> DATA SHOWN:
-------------------------

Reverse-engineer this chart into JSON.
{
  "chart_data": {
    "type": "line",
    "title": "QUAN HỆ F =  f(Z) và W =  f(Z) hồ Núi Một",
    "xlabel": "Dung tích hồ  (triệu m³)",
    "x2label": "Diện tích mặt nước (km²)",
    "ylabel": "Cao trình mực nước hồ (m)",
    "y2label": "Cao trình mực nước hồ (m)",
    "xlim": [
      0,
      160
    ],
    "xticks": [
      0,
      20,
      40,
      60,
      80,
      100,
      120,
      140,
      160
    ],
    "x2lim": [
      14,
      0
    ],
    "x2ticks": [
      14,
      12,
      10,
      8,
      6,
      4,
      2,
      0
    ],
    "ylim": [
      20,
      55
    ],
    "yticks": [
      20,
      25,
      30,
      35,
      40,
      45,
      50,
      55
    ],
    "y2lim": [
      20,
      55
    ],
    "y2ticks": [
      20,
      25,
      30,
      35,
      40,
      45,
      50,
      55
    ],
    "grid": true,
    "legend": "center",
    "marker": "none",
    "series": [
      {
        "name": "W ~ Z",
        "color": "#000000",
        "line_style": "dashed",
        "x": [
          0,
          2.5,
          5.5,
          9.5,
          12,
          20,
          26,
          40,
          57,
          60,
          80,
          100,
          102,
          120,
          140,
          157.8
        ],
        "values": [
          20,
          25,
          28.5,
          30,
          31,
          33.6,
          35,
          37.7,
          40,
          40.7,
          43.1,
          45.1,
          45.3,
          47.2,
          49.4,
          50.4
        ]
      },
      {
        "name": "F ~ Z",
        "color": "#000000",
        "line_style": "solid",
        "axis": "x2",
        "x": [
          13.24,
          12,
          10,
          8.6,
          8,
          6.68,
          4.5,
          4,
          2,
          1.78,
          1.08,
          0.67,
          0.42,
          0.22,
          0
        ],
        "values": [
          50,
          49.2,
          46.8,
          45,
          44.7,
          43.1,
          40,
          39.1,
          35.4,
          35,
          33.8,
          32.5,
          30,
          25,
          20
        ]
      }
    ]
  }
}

-------------------------

Select from the material above each line in which the string "nước" appears, and list those lines.

> TASK RESULT:
    "x2label": "Diện tích mặt nước (km²)",
    "ylabel": "Cao trình mực nước hồ (m)",
    "y2label": "Cao trình mực nước hồ (m)",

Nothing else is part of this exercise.